WHAT IS ASKED →
Only the lines from the one containing "Read all visible content and emit it as JSON." through the end of the entries should be repeated, exactly as they appear, first and last included.

RECORDS TO PROCESS →

****************************************

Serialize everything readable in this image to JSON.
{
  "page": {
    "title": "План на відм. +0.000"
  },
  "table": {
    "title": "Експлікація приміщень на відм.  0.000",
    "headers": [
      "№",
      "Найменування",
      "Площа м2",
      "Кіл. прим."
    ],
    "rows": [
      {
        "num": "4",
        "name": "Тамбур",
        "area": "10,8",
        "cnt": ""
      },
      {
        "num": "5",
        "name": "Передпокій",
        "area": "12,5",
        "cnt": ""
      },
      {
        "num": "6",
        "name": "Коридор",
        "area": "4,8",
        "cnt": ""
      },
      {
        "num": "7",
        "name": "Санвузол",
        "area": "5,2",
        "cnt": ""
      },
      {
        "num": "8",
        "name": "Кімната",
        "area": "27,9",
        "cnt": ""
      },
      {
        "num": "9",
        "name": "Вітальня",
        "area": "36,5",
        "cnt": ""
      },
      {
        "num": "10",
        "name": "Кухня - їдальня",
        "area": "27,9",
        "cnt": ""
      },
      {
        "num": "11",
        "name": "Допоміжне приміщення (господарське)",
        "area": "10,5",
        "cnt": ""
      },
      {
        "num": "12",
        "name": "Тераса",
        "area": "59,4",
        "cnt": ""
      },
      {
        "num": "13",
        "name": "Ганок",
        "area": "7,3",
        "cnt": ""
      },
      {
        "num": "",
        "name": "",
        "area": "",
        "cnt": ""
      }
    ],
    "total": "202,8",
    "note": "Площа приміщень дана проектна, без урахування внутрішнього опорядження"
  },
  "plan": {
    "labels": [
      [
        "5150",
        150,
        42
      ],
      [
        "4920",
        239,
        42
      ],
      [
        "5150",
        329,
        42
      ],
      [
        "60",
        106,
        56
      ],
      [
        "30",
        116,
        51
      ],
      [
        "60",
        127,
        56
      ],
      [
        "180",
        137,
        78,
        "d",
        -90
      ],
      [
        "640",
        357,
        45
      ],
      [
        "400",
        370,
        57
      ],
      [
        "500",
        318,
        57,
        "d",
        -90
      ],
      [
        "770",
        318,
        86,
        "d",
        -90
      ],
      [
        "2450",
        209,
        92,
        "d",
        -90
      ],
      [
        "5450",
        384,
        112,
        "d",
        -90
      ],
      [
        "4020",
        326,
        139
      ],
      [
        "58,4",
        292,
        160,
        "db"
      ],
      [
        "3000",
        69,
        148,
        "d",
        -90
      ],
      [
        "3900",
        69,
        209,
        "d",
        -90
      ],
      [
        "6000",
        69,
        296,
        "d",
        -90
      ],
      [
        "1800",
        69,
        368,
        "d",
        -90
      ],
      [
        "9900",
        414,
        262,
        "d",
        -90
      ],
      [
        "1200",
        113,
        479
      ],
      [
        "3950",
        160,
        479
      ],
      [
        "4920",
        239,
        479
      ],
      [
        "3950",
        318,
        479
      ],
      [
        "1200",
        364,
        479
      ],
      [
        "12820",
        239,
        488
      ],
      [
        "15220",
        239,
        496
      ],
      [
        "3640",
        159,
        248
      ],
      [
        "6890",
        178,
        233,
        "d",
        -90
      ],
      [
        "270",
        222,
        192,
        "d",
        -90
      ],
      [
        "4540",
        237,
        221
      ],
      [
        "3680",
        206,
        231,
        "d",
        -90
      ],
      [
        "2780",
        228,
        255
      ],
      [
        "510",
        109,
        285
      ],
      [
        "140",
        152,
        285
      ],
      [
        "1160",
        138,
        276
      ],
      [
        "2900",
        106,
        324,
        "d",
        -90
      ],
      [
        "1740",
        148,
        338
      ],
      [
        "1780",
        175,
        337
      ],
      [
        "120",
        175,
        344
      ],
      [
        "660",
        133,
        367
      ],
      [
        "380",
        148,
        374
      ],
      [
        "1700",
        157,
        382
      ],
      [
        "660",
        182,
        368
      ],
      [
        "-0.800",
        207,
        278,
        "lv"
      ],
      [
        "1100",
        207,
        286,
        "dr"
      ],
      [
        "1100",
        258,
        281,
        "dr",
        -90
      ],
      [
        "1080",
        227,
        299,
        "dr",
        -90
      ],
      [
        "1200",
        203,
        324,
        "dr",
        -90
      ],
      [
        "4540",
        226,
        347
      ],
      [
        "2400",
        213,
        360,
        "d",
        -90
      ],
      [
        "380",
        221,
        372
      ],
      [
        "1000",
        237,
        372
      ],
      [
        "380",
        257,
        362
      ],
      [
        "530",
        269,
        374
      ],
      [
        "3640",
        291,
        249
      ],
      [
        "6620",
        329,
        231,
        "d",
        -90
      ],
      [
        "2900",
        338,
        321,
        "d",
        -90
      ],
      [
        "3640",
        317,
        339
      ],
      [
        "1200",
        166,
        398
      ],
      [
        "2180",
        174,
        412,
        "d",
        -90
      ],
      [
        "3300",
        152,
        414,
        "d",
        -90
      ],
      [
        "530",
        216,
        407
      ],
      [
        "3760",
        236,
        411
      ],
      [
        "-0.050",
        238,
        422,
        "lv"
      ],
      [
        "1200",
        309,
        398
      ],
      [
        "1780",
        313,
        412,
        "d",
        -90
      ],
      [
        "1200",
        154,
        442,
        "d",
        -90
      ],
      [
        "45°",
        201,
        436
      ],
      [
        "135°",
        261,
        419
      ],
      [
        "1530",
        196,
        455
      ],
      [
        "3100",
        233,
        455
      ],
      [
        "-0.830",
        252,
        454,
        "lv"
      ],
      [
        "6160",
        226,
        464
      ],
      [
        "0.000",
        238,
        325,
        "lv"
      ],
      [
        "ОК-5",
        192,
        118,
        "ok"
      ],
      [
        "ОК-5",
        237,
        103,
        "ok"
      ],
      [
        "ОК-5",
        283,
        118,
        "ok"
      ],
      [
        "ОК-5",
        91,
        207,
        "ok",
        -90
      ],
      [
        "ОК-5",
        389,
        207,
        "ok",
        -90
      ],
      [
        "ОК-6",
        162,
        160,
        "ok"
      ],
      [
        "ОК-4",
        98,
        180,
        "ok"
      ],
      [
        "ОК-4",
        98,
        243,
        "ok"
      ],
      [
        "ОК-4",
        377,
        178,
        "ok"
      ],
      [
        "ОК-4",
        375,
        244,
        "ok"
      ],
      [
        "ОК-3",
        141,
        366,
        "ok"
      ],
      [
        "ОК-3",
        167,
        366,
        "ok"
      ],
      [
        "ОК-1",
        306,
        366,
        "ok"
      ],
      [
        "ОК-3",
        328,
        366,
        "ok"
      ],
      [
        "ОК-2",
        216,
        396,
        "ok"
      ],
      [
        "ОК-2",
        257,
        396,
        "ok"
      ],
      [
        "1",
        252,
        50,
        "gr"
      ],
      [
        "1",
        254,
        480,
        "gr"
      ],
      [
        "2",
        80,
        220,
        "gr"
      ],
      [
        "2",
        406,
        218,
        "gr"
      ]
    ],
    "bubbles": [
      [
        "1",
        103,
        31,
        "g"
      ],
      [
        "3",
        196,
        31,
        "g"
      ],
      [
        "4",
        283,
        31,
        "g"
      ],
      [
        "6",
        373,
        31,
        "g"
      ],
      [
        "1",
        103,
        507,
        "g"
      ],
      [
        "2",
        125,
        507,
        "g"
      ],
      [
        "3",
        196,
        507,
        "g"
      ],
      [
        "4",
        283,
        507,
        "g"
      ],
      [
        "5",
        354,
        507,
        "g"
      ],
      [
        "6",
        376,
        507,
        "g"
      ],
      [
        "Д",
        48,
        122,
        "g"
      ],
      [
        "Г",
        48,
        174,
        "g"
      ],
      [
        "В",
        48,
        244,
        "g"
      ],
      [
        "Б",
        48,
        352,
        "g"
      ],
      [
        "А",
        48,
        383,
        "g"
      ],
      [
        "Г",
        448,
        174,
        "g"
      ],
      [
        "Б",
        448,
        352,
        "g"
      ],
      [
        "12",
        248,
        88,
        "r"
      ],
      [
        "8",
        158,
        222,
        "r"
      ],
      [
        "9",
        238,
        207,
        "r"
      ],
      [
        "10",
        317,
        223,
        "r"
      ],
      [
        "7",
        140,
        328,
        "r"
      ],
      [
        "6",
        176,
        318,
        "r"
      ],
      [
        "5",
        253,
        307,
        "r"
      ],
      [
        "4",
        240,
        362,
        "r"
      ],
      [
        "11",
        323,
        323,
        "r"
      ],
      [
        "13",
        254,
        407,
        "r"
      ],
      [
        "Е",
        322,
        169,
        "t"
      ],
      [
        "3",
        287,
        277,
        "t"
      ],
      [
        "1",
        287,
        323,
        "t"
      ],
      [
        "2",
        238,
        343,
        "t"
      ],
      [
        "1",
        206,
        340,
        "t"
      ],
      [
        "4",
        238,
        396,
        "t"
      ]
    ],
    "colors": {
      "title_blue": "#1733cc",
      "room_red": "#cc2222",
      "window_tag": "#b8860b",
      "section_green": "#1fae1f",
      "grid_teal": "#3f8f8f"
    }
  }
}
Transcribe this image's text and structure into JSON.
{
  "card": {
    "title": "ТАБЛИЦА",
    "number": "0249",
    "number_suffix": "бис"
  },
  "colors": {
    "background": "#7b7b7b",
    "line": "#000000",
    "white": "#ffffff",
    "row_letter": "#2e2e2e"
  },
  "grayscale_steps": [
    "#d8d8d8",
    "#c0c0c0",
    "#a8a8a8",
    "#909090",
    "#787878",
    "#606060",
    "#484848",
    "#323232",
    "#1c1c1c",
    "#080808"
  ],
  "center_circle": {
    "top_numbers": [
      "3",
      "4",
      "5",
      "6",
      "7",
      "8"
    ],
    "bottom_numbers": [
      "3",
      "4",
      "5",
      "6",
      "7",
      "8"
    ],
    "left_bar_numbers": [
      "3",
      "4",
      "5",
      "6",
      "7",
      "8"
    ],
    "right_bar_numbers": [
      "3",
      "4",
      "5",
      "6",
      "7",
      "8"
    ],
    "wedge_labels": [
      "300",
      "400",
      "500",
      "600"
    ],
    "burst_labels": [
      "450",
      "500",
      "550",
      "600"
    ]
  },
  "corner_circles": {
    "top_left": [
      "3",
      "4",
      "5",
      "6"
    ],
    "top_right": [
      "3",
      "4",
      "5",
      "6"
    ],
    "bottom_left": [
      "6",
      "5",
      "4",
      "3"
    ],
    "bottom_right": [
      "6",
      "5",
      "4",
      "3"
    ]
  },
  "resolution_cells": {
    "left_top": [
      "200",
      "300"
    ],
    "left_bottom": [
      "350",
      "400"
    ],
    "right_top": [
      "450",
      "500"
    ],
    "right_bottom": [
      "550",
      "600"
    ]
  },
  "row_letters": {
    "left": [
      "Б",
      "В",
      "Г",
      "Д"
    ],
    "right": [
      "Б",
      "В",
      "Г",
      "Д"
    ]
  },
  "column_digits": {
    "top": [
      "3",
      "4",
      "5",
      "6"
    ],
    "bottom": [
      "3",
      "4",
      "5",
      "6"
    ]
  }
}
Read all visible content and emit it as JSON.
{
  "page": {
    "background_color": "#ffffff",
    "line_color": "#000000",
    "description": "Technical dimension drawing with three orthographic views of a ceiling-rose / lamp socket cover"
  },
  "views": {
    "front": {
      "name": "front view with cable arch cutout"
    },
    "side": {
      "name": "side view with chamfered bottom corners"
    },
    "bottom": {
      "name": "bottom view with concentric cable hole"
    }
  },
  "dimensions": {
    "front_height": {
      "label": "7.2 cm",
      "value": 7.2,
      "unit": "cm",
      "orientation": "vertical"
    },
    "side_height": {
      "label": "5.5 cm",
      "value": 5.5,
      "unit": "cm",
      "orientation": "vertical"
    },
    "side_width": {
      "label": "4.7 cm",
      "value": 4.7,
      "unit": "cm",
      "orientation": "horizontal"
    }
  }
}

****************************************

FULL ANSWER →
Read all visible content and emit it as JSON.
{
  "page": {
    "background_color": "#ffffff",
    "line_color": "#000000",
    "description": "Technical dimension drawing with three orthographic views of a ceiling-rose / lamp socket cover"
  },
  "views": {
    "front": {
      "name": "front view with cable arch cutout"
    },
    "side": {
      "name": "side view with chamfered bottom corners"
    },
    "bottom": {
      "name": "bottom view with concentric cable hole"
    }
  },
  "dimensions": {
    "front_height": {
      "label": "7.2 cm",
      "value": 7.2,
      "unit": "cm",
      "orientation": "vertical"
    },
    "side_height": {
      "label": "5.5 cm",
      "value": 5.5,
      "unit": "cm",
      "orientation": "vertical"
    },
    "side_width": {
      "label": "4.7 cm",
      "value": 4.7,
      "unit": "cm",
      "orientation": "horizontal"
    }
  }
}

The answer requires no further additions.